What is being asked: Find each line with the string "this" and report it.

Extracted entries:
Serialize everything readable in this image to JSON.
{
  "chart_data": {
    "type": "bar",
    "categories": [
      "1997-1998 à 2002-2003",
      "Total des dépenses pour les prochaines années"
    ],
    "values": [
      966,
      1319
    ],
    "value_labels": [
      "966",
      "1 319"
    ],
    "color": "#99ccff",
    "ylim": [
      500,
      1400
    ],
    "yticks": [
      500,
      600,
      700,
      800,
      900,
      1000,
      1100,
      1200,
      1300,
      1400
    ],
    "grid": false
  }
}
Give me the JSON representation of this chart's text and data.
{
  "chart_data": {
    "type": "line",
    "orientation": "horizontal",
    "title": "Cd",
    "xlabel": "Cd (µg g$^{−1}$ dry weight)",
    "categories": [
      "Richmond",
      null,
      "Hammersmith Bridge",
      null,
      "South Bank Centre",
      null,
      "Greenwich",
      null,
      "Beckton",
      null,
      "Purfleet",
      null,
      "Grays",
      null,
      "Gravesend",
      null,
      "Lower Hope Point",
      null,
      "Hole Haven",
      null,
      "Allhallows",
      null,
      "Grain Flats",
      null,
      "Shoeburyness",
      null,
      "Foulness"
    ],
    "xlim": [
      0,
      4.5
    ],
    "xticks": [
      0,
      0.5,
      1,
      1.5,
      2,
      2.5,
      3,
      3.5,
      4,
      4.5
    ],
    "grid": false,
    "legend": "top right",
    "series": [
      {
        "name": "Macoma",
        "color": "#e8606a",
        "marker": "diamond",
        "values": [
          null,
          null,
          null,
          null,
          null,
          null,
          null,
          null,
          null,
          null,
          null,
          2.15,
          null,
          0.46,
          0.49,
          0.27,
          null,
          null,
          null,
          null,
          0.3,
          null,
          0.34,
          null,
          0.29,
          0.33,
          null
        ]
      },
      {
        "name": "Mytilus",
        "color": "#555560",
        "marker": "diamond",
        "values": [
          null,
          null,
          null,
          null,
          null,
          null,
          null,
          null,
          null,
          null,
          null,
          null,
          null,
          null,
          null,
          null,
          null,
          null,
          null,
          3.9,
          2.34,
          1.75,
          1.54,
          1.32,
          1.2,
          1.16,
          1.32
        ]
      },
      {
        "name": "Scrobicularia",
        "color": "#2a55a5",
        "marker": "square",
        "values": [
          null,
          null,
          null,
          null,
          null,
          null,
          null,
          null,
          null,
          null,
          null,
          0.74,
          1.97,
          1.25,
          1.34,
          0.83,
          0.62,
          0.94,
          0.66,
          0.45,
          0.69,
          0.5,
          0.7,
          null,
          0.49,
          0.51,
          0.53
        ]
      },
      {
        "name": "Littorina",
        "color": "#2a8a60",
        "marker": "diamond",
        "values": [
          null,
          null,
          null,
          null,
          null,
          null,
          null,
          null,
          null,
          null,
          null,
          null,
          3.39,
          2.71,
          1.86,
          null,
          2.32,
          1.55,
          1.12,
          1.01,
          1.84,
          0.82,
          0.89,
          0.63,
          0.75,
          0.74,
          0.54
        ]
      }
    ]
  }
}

Response below:
Serialize everything readable in this image to JSON.
Give me the JSON representation of this chart's text and data.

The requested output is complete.